● **Problem**
Keep only the lines of the data below that contain "peak", and copy them.

[Saved entries]
___
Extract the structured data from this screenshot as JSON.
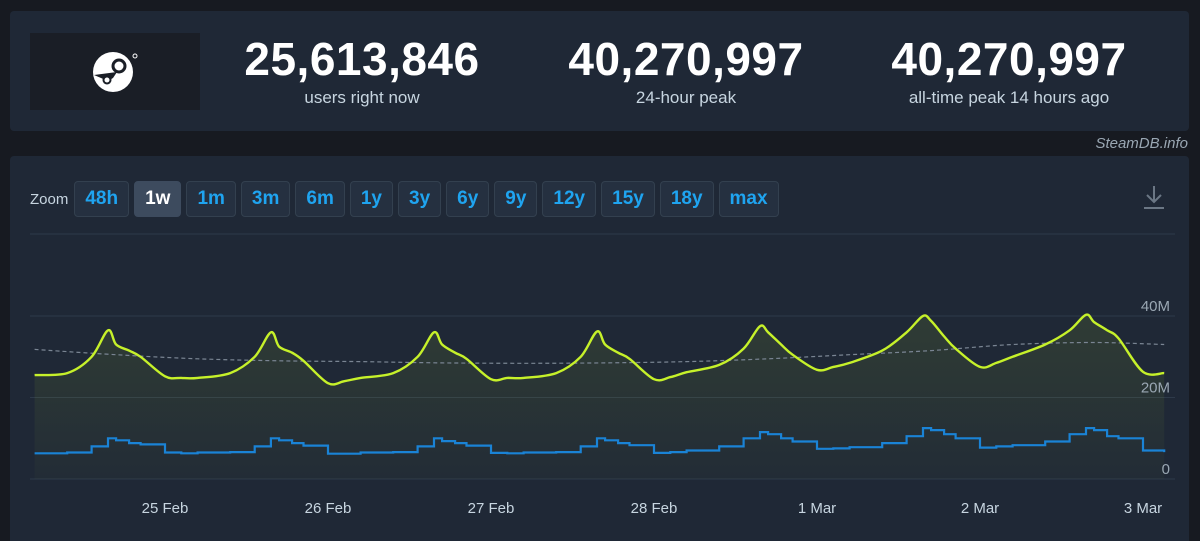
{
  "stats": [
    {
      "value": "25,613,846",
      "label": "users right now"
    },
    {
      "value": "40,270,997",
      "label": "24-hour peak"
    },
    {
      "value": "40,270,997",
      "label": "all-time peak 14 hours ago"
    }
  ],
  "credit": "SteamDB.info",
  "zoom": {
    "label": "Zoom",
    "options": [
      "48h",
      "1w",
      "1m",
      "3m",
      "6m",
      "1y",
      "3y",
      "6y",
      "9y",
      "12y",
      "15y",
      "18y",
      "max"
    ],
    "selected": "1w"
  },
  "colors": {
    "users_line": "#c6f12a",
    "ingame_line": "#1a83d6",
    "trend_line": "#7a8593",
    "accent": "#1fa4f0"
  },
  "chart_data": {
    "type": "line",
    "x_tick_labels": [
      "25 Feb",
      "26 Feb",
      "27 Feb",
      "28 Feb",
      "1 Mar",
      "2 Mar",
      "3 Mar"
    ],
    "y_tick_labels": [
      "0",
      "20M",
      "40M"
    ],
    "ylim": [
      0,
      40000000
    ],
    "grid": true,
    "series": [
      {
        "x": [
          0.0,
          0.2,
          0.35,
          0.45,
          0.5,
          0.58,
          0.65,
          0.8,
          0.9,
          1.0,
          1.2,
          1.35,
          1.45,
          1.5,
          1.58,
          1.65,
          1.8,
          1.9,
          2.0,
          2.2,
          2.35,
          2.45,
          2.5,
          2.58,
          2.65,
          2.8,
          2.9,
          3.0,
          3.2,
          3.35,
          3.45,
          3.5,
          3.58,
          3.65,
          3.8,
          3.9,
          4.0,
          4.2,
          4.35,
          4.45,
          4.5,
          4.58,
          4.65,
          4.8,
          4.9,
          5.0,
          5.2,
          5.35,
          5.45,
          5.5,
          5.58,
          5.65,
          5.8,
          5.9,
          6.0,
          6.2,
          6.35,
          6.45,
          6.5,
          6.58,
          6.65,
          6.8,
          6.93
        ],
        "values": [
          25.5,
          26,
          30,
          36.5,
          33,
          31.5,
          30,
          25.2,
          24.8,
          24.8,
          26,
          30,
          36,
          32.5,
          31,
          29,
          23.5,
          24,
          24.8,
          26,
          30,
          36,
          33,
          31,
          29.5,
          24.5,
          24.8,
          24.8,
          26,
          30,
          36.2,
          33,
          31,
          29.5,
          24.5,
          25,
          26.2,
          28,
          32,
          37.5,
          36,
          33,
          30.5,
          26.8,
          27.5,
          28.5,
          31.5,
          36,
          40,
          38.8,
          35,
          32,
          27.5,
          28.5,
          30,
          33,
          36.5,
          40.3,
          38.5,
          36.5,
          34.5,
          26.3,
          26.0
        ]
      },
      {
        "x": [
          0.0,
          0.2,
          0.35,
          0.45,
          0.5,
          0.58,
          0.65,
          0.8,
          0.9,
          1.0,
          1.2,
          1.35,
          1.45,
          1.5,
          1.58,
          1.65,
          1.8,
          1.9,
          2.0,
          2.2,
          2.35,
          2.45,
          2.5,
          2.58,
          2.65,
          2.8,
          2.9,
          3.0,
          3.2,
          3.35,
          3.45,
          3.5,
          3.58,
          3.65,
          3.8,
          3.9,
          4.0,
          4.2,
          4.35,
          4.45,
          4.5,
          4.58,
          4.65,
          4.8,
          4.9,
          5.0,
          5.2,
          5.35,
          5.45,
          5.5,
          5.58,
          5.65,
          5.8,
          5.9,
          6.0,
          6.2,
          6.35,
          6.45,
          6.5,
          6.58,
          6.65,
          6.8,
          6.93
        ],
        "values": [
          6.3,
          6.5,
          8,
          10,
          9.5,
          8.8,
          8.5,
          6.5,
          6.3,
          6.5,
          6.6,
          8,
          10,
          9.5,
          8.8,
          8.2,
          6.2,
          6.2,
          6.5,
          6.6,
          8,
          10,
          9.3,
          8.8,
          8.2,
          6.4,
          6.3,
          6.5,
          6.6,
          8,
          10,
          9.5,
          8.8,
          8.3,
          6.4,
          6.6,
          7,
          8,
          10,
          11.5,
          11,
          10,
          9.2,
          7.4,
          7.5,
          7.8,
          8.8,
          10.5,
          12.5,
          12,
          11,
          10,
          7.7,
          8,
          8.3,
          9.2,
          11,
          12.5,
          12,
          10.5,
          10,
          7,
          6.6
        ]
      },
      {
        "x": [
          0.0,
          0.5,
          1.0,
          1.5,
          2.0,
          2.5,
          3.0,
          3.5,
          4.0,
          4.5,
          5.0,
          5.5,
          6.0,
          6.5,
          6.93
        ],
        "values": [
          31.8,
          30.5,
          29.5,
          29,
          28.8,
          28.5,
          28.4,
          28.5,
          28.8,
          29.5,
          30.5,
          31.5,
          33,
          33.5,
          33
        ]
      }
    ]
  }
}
___
● **Answer to this exercise**
      "label": "24-hour peak"
      "label": "all-time peak 14 hours ago"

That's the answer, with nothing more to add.